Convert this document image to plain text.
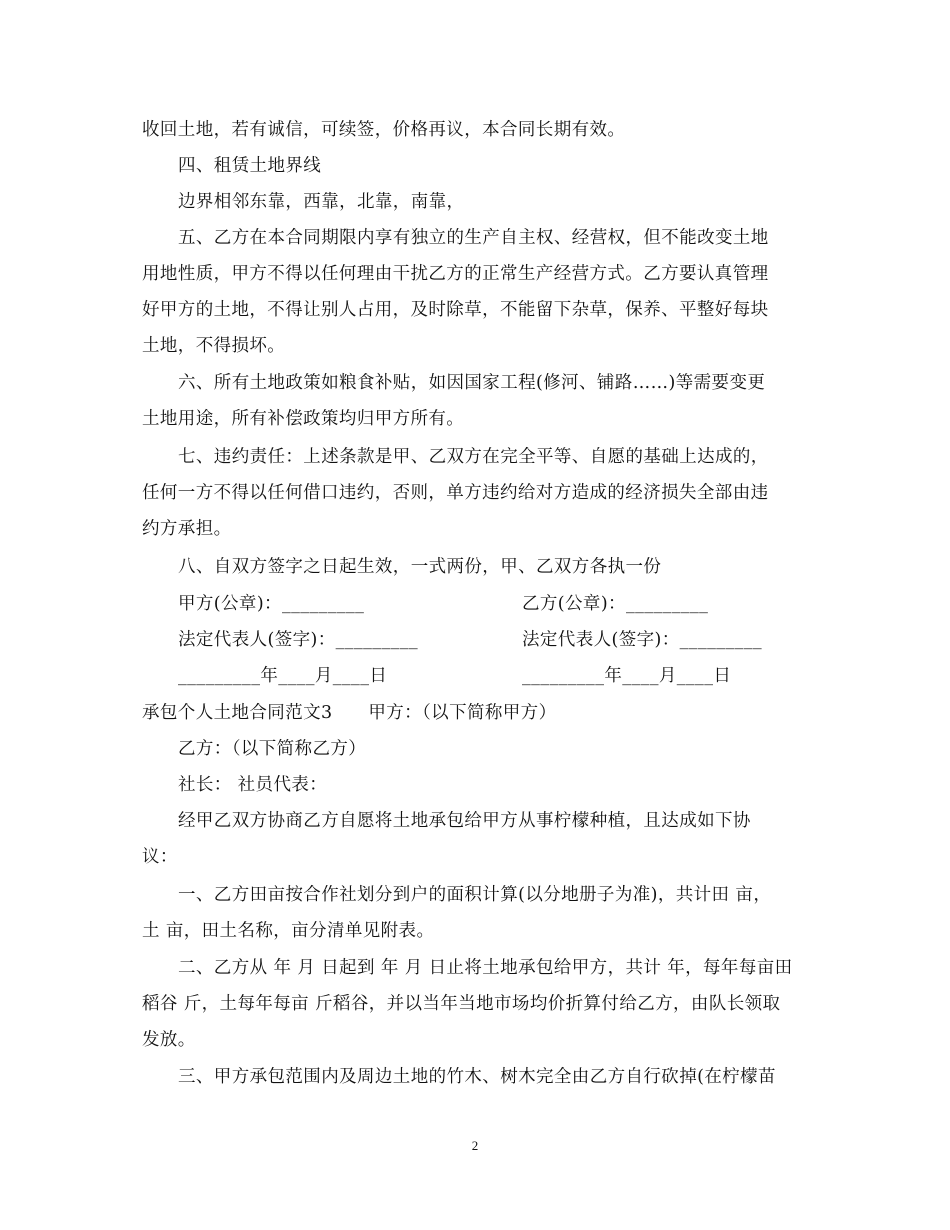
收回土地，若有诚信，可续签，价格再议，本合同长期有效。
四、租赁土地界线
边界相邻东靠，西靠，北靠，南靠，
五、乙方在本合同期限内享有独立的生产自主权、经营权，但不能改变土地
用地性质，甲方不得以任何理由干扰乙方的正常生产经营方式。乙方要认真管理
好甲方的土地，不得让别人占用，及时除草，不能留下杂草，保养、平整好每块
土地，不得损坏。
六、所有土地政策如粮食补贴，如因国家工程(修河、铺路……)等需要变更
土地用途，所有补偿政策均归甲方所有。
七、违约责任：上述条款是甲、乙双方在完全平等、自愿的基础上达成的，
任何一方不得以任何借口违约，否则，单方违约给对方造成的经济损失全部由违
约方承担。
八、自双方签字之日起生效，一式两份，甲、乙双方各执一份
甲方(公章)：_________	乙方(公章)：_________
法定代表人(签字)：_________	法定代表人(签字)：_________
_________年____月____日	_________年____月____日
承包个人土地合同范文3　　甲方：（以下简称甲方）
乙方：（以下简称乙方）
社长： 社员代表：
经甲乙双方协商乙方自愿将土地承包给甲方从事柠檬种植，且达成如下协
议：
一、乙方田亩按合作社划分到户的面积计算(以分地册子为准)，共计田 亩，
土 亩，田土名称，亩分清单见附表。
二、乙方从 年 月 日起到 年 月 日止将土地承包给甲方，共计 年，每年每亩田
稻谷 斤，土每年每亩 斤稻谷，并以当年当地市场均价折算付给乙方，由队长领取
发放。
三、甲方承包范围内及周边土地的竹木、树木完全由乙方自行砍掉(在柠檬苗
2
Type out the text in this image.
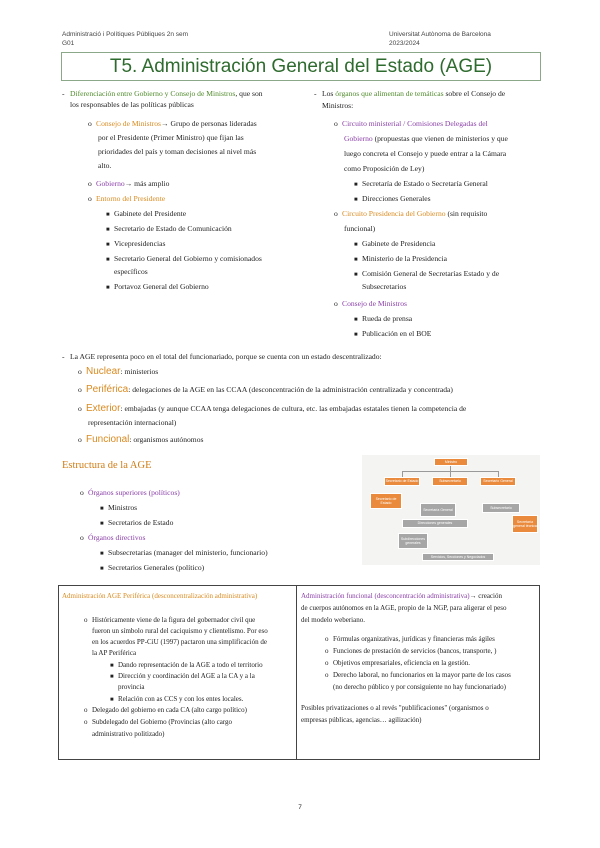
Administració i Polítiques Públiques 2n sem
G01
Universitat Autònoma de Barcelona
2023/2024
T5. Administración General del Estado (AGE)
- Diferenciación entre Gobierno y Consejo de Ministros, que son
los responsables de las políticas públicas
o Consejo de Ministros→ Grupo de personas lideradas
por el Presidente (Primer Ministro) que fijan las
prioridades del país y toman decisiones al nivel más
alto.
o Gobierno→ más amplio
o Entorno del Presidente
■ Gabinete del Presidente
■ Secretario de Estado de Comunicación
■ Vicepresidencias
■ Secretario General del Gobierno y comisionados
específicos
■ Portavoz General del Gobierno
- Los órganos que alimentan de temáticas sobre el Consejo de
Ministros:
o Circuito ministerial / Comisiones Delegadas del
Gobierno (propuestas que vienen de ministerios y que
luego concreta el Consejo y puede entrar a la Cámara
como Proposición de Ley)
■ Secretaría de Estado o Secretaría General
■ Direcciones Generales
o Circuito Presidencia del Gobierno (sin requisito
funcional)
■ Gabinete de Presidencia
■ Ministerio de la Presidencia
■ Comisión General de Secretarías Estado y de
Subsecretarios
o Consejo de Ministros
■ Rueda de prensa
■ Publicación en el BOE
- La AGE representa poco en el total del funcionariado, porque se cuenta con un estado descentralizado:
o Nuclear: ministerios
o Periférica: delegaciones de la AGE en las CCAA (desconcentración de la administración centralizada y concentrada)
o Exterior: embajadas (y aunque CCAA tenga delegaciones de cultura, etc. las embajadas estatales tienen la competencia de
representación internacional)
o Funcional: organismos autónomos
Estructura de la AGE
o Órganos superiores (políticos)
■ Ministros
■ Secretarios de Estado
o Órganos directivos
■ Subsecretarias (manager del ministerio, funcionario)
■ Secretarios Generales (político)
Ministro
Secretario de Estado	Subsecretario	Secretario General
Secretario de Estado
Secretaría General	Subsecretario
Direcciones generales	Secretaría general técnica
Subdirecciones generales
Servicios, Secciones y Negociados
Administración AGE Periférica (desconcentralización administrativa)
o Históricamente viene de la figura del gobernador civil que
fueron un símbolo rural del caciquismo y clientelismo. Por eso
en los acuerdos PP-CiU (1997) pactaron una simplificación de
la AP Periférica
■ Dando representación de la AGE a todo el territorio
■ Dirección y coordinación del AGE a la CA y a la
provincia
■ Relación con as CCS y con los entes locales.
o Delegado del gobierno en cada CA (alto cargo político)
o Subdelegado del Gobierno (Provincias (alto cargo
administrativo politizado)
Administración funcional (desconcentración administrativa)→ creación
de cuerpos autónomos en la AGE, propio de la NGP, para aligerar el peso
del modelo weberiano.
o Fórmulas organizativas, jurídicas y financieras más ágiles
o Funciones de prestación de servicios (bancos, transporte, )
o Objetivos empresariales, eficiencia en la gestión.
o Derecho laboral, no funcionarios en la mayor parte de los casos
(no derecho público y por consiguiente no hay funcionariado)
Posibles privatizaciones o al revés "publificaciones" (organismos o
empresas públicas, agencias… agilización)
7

◆ ◆ ◆ ◆ ◆

- [Goal]: Restate the entire listing word for word, excluding pictures.

- [Answer to the task]:
Convert this document image to plain text.
收回土地，若有诚信，可续签，价格再议，本合同长期有效。
四、租赁土地界线
边界相邻东靠，西靠，北靠，南靠，
五、乙方在本合同期限内享有独立的生产自主权、经营权，但不能改变土地
用地性质，甲方不得以任何理由干扰乙方的正常生产经营方式。乙方要认真管理
好甲方的土地，不得让别人占用，及时除草，不能留下杂草，保养、平整好每块
土地，不得损坏。
六、所有土地政策如粮食补贴，如因国家工程(修河、铺路……)等需要变更
土地用途，所有补偿政策均归甲方所有。
七、违约责任：上述条款是甲、乙双方在完全平等、自愿的基础上达成的，
任何一方不得以任何借口违约，否则，单方违约给对方造成的经济损失全部由违
约方承担。
八、自双方签字之日起生效，一式两份，甲、乙双方各执一份
甲方(公章)：_________	乙方(公章)：_________
法定代表人(签字)：_________	法定代表人(签字)：_________
_________年____月____日	_________年____月____日
承包个人土地合同范文3　　甲方：（以下简称甲方）
乙方：（以下简称乙方）
社长： 社员代表：
经甲乙双方协商乙方自愿将土地承包给甲方从事柠檬种植，且达成如下协
议：
一、乙方田亩按合作社划分到户的面积计算(以分地册子为准)，共计田 亩，
土 亩，田土名称，亩分清单见附表。
二、乙方从 年 月 日起到 年 月 日止将土地承包给甲方，共计 年，每年每亩田
稻谷 斤，土每年每亩 斤稻谷，并以当年当地市场均价折算付给乙方，由队长领取
发放。
三、甲方承包范围内及周边土地的竹木、树木完全由乙方自行砍掉(在柠檬苗
2
Type out the text in this image.
Administració i Polítiques Públiques 2n sem
G01
Universitat Autònoma de Barcelona
2023/2024
T5. Administración General del Estado (AGE)
- Diferenciación entre Gobierno y Consejo de Ministros, que son
los responsables de las políticas públicas
o Consejo de Ministros→ Grupo de personas lideradas
por el Presidente (Primer Ministro) que fijan las
prioridades del país y toman decisiones al nivel más
alto.
o Gobierno→ más amplio
o Entorno del Presidente
■ Gabinete del Presidente
■ Secretario de Estado de Comunicación
■ Vicepresidencias
■ Secretario General del Gobierno y comisionados
específicos
■ Portavoz General del Gobierno
- Los órganos que alimentan de temáticas sobre el Consejo de
Ministros:
o Circuito ministerial / Comisiones Delegadas del
Gobierno (propuestas que vienen de ministerios y que
luego concreta el Consejo y puede entrar a la Cámara
como Proposición de Ley)
■ Secretaría de Estado o Secretaría General
■ Direcciones Generales
o Circuito Presidencia del Gobierno (sin requisito
funcional)
■ Gabinete de Presidencia
■ Ministerio de la Presidencia
■ Comisión General de Secretarías Estado y de
Subsecretarios
o Consejo de Ministros
■ Rueda de prensa
■ Publicación en el BOE
- La AGE representa poco en el total del funcionariado, porque se cuenta con un estado descentralizado:
o Nuclear: ministerios
o Periférica: delegaciones de la AGE en las CCAA (desconcentración de la administración centralizada y concentrada)
o Exterior: embajadas (y aunque CCAA tenga delegaciones de cultura, etc. las embajadas estatales tienen la competencia de
representación internacional)
o Funcional: organismos autónomos
Estructura de la AGE
o Órganos superiores (políticos)
■ Ministros
■ Secretarios de Estado
o Órganos directivos
■ Subsecretarias (manager del ministerio, funcionario)
■ Secretarios Generales (político)
Ministro
Secretario de Estado	Subsecretario	Secretario General
Secretario de Estado
Secretaría General	Subsecretario
Direcciones generales	Secretaría general técnica
Subdirecciones generales
Servicios, Secciones y Negociados
Administración AGE Periférica (desconcentralización administrativa)
o Históricamente viene de la figura del gobernador civil que
fueron un símbolo rural del caciquismo y clientelismo. Por eso
en los acuerdos PP-CiU (1997) pactaron una simplificación de
la AP Periférica
■ Dando representación de la AGE a todo el territorio
■ Dirección y coordinación del AGE a la CA y a la
provincia
■ Relación con as CCS y con los entes locales.
o Delegado del gobierno en cada CA (alto cargo político)
o Subdelegado del Gobierno (Provincias (alto cargo
administrativo politizado)
Administración funcional (desconcentración administrativa)→ creación
de cuerpos autónomos en la AGE, propio de la NGP, para aligerar el peso
del modelo weberiano.
o Fórmulas organizativas, jurídicas y financieras más ágiles
o Funciones de prestación de servicios (bancos, transporte, )
o Objetivos empresariales, eficiencia en la gestión.
o Derecho laboral, no funcionarios en la mayor parte de los casos
(no derecho público y por consiguiente no hay funcionariado)
Posibles privatizaciones o al revés "publificaciones" (organismos o
empresas públicas, agencias… agilización)
7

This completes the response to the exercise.